(Aufgabe 1)
Benenne in den Einträgen von der Zeile mit „Output each element“ bis einschließlich der Zeile mit „y-right-tick-label: 3 xyxy=(1094,264,1109,292)“ „y-right-tick-label“ in „right-axis-tick“ um. Gib diese Zeilen sonst unverändert wieder.

***** Textauszug

Samstag, 22. Mai 2010

Das andere Guayaquil oder auch das Guayaquil der Mehrheit


Mit einem geborgten Fotoapparat anstatt meines gestohlenen sind endlich wieder ein paar anschauliche Erinnerungen möglich. Am letzten Sonnabend war ich mit zwei meiner sehr viel jüngeren Kolleginnen in einem Wohnviertel von Guayaquil, in dem die wirklich Armen leben, unterwegs. Katharina arbeitet hier öfter: Sie macht Weiterbildungsarbeit mit Lehrerinnen aus Schulen dieser Wohngebiete oder Theaterarbeit mit Kindern. Sie hatte die Idee, gemeinsam mit den Kindern und Müttern Bildungsmaterial anzufertigen und hat Ann- Kathrin und mich um Hilfe gebeten. Wir waren gern dazu bereit - eine Chance außerhalb unserer Insel der Reichen etwas mehr vom wahrscheinlich stärker authentischen Südamerika zu erfahren. Was nun wirklich alles Leben in Südamerika bedeutet, kann ich in meinen vielen Monaten des hier Verweilens ganz sicher erfahren. Zuerst ist mir das Erlernen der Sprache am wichtigsten, ohne sie sind es keine vollen Erlebnisse. Die Kinder, die auf den Bildern zu sehen sind und die voll stiller Freude kleine Puzzle, Mathe- oder Buchstabenübungen mit uns gebastelt haben, guckten immer ganz verschämt nach unten, wenn ich mal etwas auf spanisch gesagt habe. Es ist ihnen einfach zu fremd. Und so selbstbewusst, um irgendwie zu reagieren, sind diese Kinder nicht. Ganz genügsam, bescheiden, geduldig und sehr dankbar.
Unsere Eindrücke waren fordernd und stressend: Sehr kranke Menschen mitten drin in diesen Lebensverhältnissen, in denen die Menschen Löcher unter ihren Häusern ausheben für Abfälle und Fäkalien und kein fließendes Wasser haben. Ein Tankwagen kommt - viel Wasser kann es nicht für alle sein. Geduscht wurde mit Tropfen aus einem Abflussrohr. Wir haben auch viele Marktstände erlebt mit gerade geschlachteten und frei in der heißen Luft hängenden Hühnern, halben Rindern und tausenden Fischen. Ein Meter weiter riesige Abfallberge - wahrscheinlich auch mit Hühnern und halben Rindern. Der Gestank war unfassbar. Dass die Menschen da irgendwie ohne Nachfolgeerkrankungen einkaufen, ist kaum vorstellbar.

**********

(Aufgabe 2)
Fasse den Absatz aus dem Blogeintrag über Guayaquil, der mit „Unsere Eindrücke waren fordernd“ beginnt, als Stichpunktliste zusammen und behalte dabei die wesentlichen Fakten bei.

***** Einträge zur Aufgabe

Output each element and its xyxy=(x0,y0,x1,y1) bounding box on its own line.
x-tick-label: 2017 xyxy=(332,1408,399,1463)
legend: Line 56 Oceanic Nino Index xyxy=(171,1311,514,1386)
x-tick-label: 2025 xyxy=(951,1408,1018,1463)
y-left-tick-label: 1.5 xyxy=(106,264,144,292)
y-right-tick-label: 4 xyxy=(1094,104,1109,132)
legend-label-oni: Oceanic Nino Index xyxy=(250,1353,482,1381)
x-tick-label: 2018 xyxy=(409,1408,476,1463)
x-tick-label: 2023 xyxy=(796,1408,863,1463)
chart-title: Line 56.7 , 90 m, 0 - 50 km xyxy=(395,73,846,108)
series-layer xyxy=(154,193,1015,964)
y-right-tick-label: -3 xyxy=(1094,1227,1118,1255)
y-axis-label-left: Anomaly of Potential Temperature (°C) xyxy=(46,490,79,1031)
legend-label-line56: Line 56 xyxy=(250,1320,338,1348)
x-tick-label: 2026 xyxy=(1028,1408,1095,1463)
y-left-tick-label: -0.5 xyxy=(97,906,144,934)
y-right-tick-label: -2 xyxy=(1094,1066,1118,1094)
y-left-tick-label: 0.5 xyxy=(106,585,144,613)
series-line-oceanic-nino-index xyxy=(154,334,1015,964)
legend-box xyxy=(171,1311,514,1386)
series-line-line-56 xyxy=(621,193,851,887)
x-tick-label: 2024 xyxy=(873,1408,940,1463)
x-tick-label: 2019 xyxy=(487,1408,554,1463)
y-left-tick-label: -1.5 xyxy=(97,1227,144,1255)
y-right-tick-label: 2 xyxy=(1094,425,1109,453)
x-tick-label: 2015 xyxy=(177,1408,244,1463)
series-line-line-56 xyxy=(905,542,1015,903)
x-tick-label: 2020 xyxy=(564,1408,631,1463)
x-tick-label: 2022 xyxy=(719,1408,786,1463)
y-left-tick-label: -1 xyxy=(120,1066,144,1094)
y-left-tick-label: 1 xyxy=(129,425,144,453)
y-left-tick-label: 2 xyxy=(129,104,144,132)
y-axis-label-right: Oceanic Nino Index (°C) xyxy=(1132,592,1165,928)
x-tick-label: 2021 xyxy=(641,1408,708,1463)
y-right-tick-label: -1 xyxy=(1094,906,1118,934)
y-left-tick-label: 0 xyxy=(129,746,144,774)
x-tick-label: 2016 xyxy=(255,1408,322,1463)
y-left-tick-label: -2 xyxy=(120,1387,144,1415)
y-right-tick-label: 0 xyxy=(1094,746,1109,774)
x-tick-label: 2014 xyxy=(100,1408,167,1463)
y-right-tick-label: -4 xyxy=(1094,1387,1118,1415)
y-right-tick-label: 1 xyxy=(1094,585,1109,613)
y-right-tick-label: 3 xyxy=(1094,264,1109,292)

**********
***** Einträge zur Aufgabe

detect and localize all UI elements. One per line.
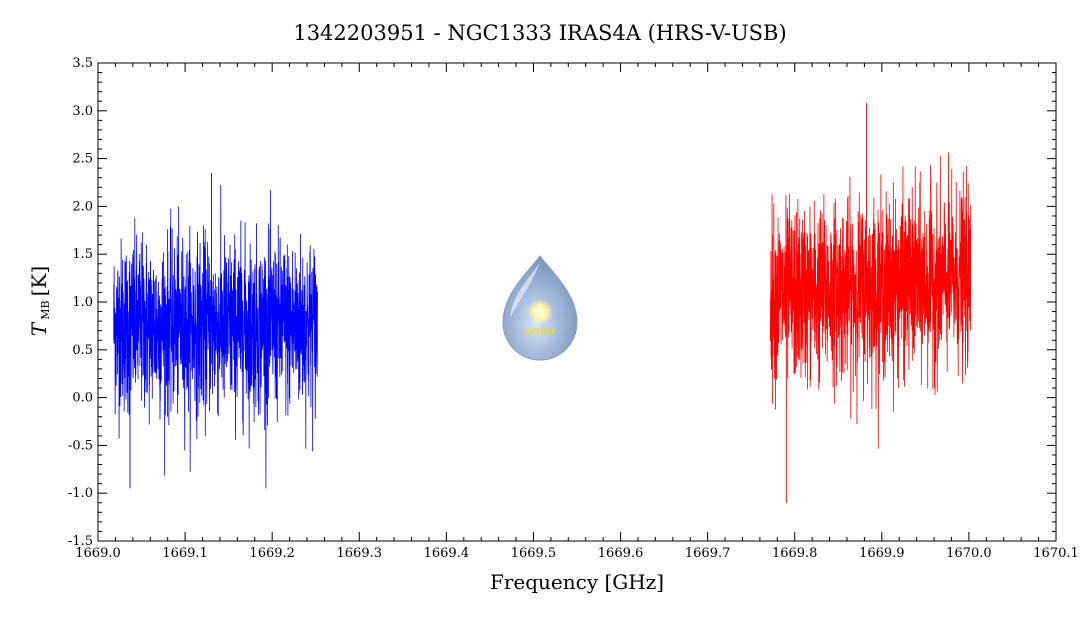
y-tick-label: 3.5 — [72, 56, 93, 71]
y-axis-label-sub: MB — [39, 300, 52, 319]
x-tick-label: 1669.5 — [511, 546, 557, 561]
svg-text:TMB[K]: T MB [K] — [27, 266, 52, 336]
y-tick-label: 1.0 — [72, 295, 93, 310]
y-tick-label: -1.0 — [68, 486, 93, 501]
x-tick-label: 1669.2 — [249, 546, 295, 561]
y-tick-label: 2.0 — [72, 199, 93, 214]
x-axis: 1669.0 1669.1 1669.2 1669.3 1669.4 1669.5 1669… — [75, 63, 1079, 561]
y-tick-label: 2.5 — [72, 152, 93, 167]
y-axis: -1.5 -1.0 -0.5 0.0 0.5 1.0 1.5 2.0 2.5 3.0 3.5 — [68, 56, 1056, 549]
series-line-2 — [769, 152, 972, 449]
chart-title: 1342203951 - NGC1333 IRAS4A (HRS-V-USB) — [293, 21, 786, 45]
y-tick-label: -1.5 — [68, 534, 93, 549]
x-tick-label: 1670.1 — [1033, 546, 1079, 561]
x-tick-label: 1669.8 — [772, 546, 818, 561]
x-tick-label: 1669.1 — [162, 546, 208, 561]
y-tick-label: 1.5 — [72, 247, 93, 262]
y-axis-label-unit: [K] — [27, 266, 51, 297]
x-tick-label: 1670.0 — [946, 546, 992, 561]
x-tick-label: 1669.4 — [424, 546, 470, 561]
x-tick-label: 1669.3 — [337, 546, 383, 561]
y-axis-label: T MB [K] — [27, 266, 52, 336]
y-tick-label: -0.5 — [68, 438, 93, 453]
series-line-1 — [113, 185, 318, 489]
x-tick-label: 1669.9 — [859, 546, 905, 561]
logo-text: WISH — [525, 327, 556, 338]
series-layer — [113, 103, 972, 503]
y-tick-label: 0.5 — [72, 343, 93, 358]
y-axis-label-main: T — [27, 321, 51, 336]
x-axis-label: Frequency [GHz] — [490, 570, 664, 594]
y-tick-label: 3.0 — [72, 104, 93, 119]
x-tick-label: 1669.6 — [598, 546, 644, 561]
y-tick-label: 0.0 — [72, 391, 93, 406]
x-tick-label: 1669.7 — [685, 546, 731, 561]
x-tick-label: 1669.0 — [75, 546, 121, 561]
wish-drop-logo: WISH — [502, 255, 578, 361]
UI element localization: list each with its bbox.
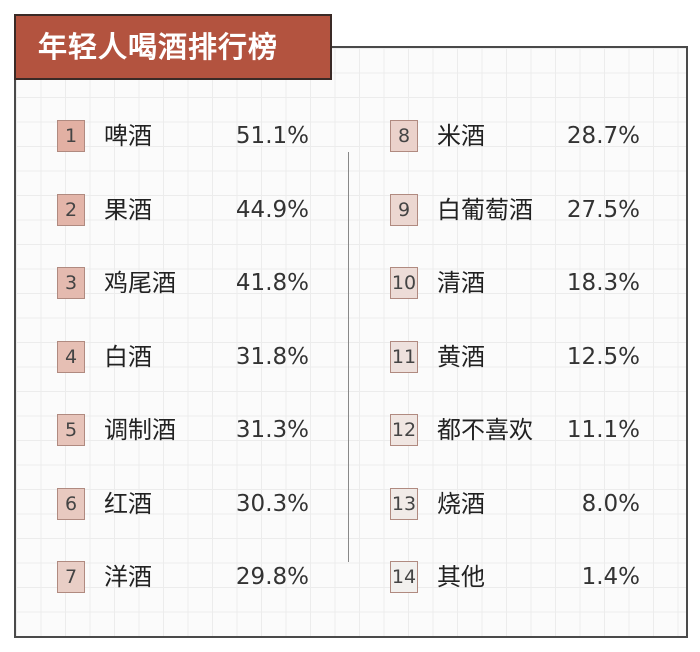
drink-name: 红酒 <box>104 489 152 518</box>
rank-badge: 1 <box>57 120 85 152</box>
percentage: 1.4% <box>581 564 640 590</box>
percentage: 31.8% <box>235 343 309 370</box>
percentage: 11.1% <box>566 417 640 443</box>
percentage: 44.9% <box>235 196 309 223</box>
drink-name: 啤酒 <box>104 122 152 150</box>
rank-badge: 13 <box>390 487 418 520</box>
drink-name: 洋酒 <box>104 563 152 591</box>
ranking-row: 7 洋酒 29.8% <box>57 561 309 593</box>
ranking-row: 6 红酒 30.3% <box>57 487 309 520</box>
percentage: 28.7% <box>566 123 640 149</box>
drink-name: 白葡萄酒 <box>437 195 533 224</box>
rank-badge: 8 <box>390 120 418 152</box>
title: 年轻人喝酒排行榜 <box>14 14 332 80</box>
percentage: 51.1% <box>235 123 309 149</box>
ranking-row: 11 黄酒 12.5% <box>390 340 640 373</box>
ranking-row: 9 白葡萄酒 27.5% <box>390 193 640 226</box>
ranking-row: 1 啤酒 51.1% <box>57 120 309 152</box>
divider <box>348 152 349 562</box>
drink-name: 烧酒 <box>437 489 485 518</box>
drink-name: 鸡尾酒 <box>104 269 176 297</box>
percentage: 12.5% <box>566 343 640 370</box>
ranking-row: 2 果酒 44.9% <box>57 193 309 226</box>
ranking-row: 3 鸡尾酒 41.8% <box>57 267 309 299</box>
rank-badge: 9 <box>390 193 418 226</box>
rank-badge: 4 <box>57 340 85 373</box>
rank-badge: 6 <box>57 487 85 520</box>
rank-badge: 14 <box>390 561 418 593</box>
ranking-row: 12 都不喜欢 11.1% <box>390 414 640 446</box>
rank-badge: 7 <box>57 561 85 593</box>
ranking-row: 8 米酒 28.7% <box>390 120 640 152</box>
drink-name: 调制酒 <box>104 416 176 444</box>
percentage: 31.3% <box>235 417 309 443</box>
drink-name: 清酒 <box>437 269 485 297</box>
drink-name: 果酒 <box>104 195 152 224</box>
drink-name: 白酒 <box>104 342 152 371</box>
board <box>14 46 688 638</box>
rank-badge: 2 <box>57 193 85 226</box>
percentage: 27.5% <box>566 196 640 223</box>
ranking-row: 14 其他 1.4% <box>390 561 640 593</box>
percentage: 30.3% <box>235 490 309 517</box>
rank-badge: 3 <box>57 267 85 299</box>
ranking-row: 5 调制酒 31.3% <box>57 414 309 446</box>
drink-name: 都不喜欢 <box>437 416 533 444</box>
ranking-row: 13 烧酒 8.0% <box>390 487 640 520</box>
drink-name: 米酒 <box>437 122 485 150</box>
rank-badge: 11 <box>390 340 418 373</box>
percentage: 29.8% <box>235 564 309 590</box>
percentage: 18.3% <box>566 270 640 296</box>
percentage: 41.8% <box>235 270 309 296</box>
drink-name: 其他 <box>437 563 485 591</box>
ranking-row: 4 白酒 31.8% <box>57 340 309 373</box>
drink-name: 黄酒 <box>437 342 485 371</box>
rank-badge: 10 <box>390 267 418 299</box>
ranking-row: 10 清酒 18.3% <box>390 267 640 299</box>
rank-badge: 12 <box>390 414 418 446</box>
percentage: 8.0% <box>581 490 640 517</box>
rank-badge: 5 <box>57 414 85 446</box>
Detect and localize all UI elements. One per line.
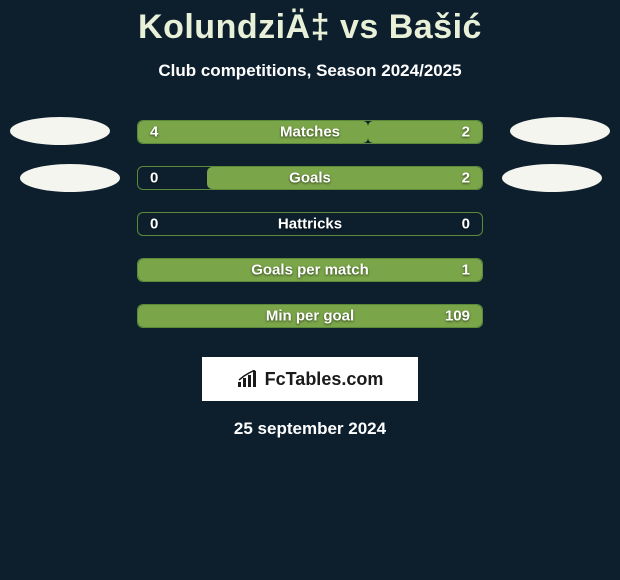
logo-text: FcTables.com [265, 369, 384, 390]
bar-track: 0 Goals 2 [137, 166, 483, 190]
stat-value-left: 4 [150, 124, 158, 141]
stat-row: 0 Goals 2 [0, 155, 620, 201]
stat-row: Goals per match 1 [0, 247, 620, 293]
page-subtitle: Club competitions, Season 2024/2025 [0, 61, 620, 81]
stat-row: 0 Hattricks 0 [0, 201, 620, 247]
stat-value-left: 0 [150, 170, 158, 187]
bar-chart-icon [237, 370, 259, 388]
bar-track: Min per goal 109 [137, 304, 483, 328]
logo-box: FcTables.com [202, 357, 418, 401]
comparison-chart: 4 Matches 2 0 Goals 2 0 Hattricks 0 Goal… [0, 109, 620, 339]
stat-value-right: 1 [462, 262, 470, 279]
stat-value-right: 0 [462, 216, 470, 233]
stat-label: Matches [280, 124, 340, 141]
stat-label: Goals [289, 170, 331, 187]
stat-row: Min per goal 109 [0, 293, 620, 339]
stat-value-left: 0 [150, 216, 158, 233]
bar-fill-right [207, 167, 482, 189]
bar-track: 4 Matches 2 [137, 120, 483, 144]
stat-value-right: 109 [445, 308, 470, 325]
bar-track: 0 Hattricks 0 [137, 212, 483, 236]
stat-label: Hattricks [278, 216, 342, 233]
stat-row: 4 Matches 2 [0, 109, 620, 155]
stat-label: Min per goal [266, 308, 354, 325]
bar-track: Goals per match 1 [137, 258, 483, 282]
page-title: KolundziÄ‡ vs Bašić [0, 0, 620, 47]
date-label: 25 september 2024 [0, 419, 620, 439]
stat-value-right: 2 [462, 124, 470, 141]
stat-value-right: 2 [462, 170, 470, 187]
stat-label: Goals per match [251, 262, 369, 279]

**********
***** Einträge zur Aufgabe

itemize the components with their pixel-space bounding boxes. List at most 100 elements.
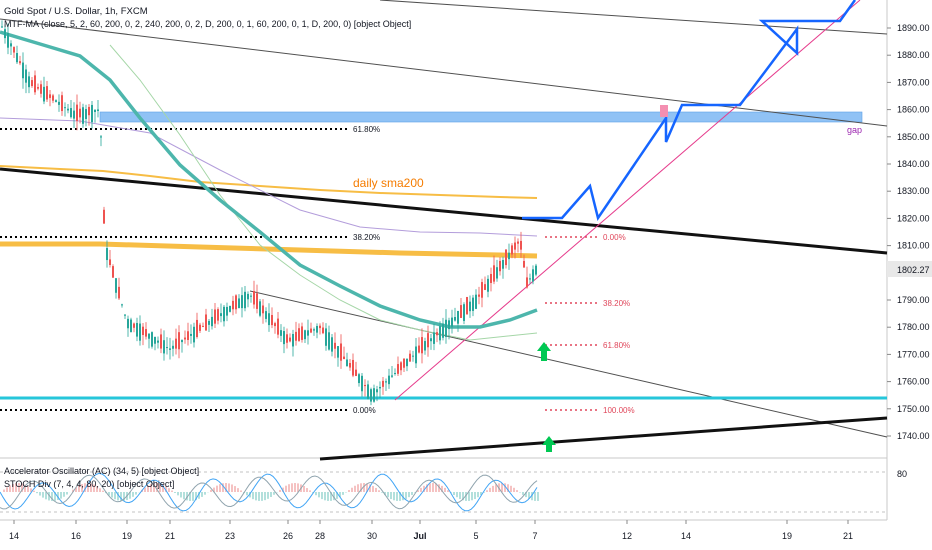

**********

(Fertige Lösung 1)
Output each element and its xyxy=(x0,y0,x1,y1) bounding box on its own line.
x-tick-label: 2017 xyxy=(332,1408,399,1463)
legend: Line 56 Oceanic Nino Index xyxy=(171,1311,514,1386)
x-tick-label: 2025 xyxy=(951,1408,1018,1463)
y-left-tick-label: 1.5 xyxy=(106,264,144,292)
right-axis-tick: 4 xyxy=(1094,104,1109,132)
legend-label-oni: Oceanic Nino Index xyxy=(250,1353,482,1381)
x-tick-label: 2018 xyxy=(409,1408,476,1463)
x-tick-label: 2023 xyxy=(796,1408,863,1463)
chart-title: Line 56.7 , 90 m, 0 - 50 km xyxy=(395,73,846,108)
series-layer xyxy=(154,193,1015,964)
right-axis-tick: -3 xyxy=(1094,1227,1118,1255)
y-axis-label-left: Anomaly of Potential Temperature (°C) xyxy=(46,490,79,1031)
legend-label-line56: Line 56 xyxy=(250,1320,338,1348)
x-tick-label: 2026 xyxy=(1028,1408,1095,1463)
y-left-tick-label: -0.5 xyxy=(97,906,144,934)
right-axis-tick: -2 xyxy=(1094,1066,1118,1094)
y-left-tick-label: 0.5 xyxy=(106,585,144,613)
series-line-oceanic-nino-index xyxy=(154,334,1015,964)
legend-box xyxy=(171,1311,514,1386)
series-line-line-56 xyxy=(621,193,851,887)
x-tick-label: 2024 xyxy=(873,1408,940,1463)
x-tick-label: 2019 xyxy=(487,1408,554,1463)
y-left-tick-label: -1.5 xyxy=(97,1227,144,1255)
right-axis-tick: 2 xyxy=(1094,425,1109,453)
x-tick-label: 2015 xyxy=(177,1408,244,1463)
series-line-line-56 xyxy=(905,542,1015,903)
x-tick-label: 2020 xyxy=(564,1408,631,1463)
x-tick-label: 2022 xyxy=(719,1408,786,1463)
y-left-tick-label: -1 xyxy=(120,1066,144,1094)
y-left-tick-label: 1 xyxy=(129,425,144,453)
y-left-tick-label: 2 xyxy=(129,104,144,132)
y-axis-label-right: Oceanic Nino Index (°C) xyxy=(1132,592,1165,928)
x-tick-label: 2021 xyxy=(641,1408,708,1463)
right-axis-tick: -1 xyxy=(1094,906,1118,934)
y-left-tick-label: 0 xyxy=(129,746,144,774)
x-tick-label: 2016 xyxy=(255,1408,322,1463)
y-left-tick-label: -2 xyxy=(120,1387,144,1415)
right-axis-tick: 0 xyxy=(1094,746,1109,774)
x-tick-label: 2014 xyxy=(100,1408,167,1463)
right-axis-tick: -4 xyxy=(1094,1387,1118,1415)
right-axis-tick: 1 xyxy=(1094,585,1109,613)
right-axis-tick: 3 xyxy=(1094,264,1109,292)

(Fertige Lösung 2)
- Die Eindrücke waren fordernd und belastend.
- Mitten in diesen Lebensverhältnissen leben sehr kranke Menschen.
- Die Menschen heben Löcher unter ihren Häusern für Abfälle und Fäkalien aus.
- Es gibt kein fließendes Wasser. Ein Tankwagen bringt Wasser, das kaum für alle reichen kann.
- Geduscht wurde mit Tropfen aus einem Abflussrohr.
- An vielen Marktständen hingen frisch geschlachtete Hühner, halbe Rinder und tausende Fische frei in der heißen Luft.
- Einen Meter daneben lagen riesige Abfallberge.
- Der Gestank war unfassbar. Dass beim Einkaufen dort niemand erkrankt, ist kaum vorstellbar.